╭──

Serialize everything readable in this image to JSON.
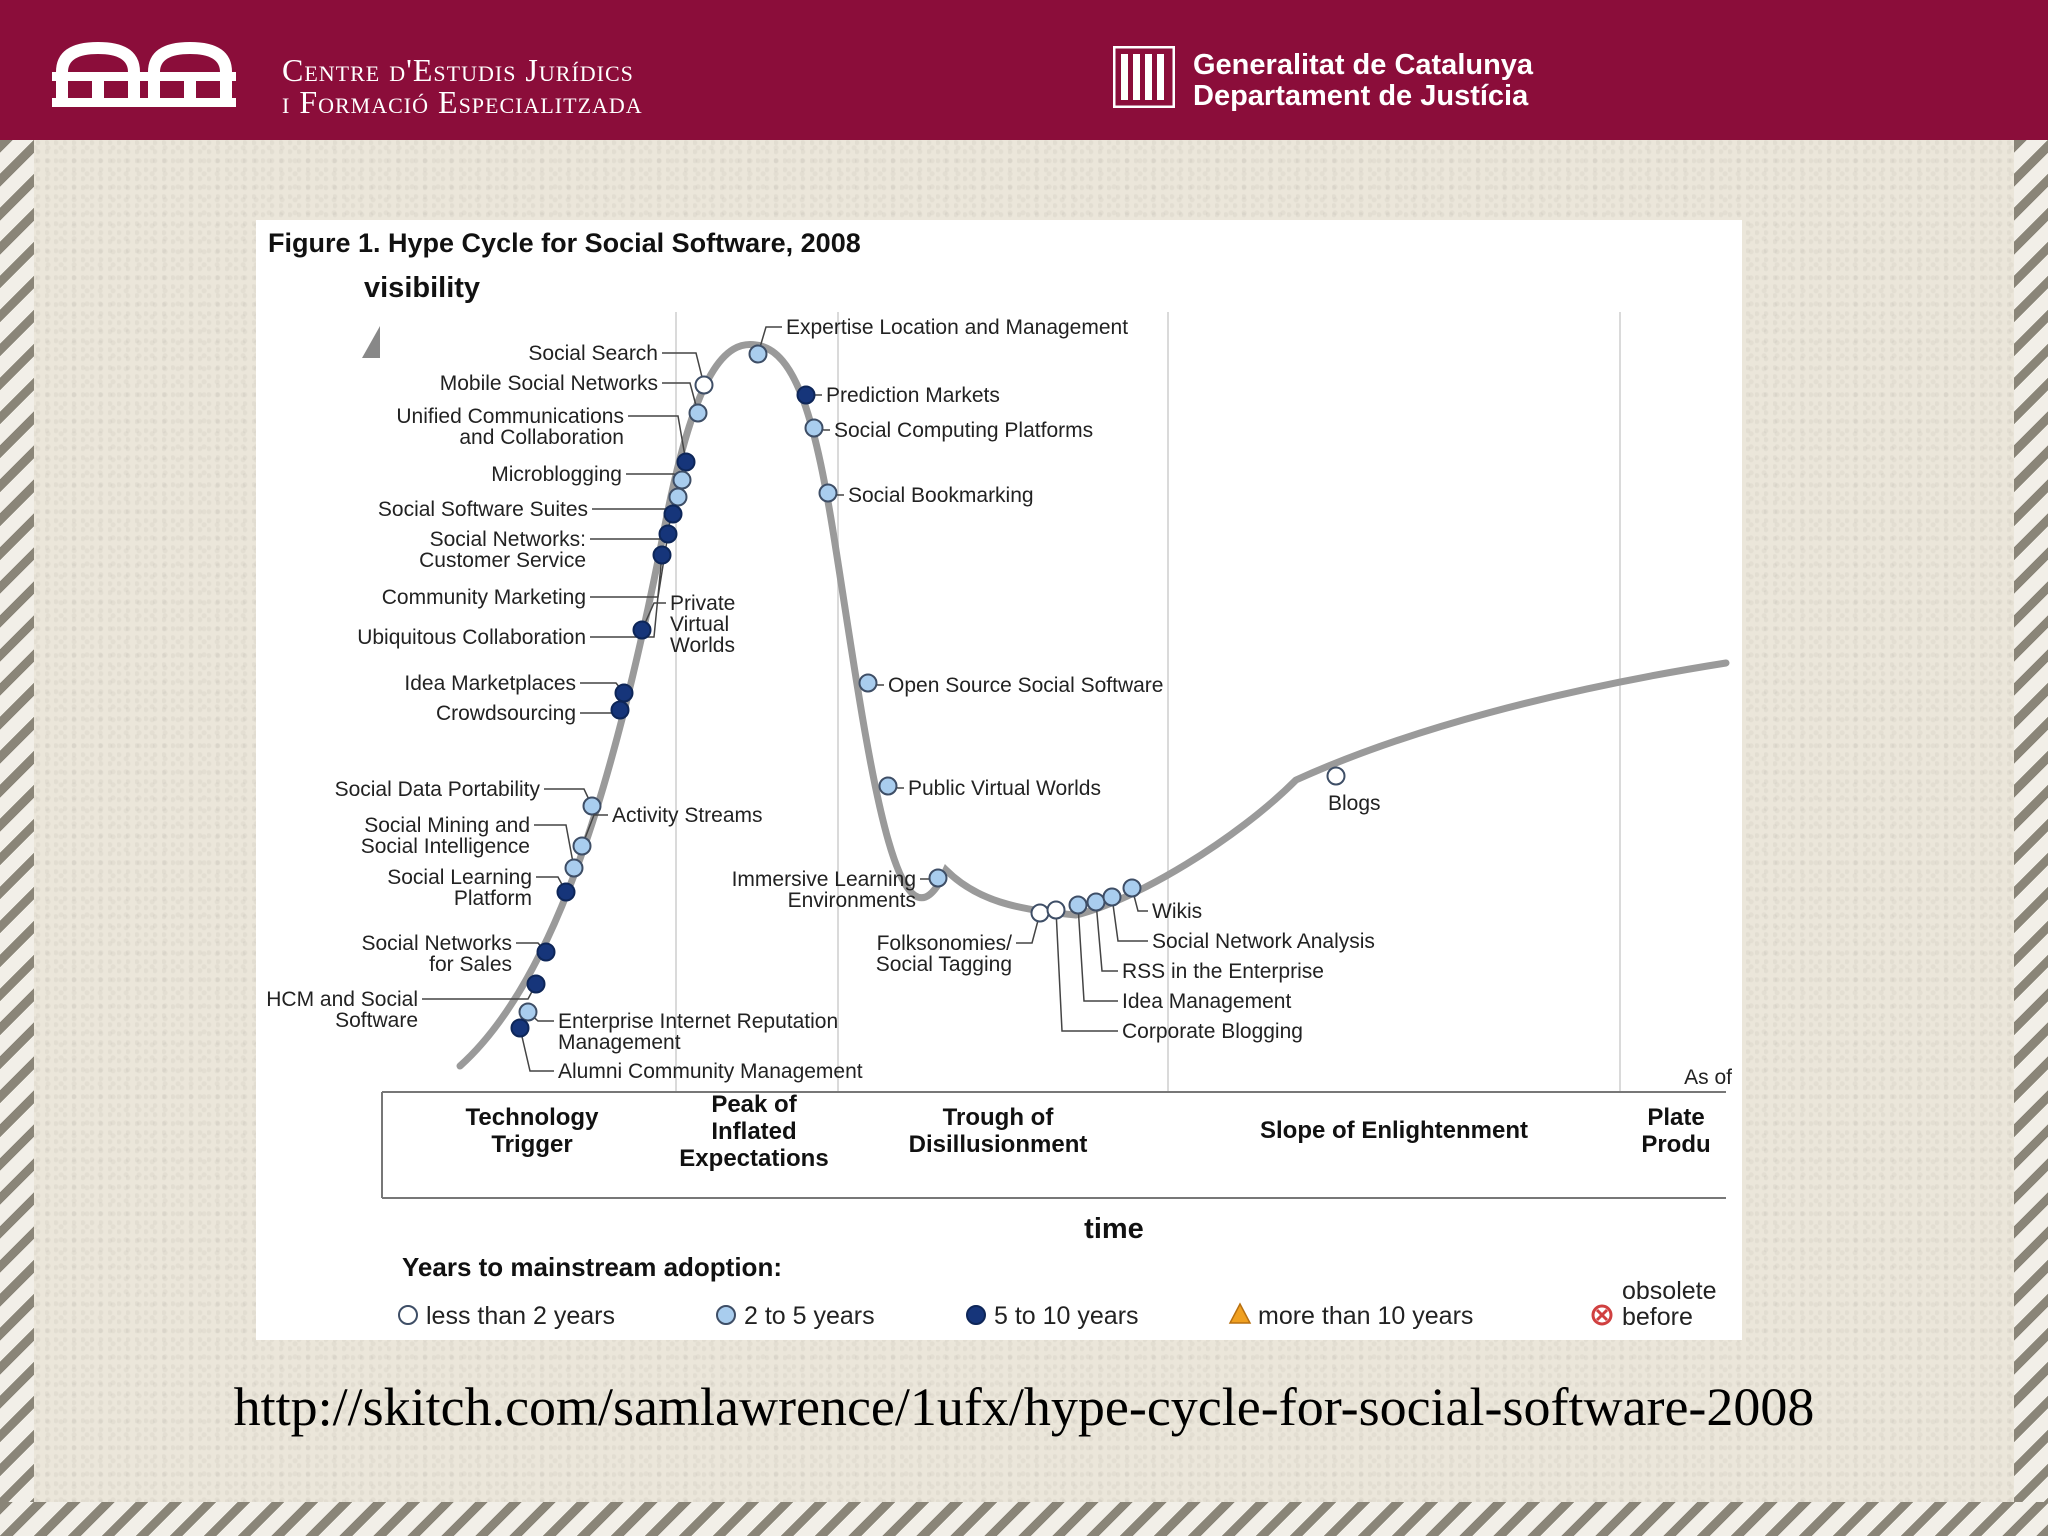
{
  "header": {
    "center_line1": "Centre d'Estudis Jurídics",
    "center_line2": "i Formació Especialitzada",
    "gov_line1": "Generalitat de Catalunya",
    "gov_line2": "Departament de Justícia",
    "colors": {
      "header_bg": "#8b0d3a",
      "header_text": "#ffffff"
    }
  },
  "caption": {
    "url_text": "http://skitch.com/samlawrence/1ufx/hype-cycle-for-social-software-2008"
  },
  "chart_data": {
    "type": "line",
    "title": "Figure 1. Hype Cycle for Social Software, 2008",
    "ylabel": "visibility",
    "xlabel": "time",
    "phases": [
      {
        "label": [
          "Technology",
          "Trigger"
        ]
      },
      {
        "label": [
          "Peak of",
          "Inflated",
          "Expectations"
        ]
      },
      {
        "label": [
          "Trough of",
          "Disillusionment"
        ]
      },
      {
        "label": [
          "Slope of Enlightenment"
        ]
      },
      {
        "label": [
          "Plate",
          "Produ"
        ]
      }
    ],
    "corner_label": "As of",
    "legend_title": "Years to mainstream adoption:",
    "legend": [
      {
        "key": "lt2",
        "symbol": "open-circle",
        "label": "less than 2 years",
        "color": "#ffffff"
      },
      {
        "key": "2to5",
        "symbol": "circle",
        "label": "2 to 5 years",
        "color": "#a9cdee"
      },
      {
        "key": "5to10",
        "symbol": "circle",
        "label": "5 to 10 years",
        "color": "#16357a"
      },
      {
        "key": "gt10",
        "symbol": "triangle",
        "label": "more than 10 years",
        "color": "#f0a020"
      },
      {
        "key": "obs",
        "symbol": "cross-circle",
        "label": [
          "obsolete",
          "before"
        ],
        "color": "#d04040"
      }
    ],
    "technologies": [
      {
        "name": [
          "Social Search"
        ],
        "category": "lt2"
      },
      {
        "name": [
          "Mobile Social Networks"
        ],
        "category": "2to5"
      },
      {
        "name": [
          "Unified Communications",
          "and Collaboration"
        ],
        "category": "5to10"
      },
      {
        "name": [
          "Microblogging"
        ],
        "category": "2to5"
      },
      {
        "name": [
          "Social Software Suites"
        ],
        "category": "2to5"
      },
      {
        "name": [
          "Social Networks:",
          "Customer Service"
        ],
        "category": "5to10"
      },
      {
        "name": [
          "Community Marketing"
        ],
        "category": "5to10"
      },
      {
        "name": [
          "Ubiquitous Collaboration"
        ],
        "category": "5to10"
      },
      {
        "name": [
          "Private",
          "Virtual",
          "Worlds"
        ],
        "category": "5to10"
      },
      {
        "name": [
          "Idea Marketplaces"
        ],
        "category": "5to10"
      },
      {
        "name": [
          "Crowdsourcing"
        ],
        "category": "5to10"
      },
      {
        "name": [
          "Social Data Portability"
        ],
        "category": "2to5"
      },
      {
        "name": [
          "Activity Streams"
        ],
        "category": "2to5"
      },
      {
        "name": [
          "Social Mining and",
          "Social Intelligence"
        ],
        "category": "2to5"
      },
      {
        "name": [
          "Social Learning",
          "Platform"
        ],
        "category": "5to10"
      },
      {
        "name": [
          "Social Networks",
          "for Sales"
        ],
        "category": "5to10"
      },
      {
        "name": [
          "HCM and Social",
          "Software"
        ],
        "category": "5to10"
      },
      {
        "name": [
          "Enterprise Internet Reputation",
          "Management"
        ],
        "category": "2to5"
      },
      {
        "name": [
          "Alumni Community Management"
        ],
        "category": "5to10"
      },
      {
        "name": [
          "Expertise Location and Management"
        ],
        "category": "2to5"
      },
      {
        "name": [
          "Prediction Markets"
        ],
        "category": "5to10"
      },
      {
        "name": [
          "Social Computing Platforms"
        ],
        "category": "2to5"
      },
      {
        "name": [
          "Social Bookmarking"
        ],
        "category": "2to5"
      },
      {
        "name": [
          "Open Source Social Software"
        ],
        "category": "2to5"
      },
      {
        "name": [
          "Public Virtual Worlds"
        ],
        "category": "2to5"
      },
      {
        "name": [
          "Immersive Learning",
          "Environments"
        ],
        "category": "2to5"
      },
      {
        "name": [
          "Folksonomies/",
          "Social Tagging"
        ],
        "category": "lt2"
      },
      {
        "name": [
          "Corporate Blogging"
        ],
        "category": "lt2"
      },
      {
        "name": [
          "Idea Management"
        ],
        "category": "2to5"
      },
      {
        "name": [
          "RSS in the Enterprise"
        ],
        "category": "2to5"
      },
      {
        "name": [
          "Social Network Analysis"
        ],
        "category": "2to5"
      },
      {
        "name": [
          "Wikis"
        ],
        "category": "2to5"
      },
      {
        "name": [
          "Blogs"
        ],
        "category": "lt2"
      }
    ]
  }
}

╰──

What the task requires
Show, from the material above, each line that includes the string "Idea".

Result for this exercise
          "Idea Marketplaces"
          "Idea Management"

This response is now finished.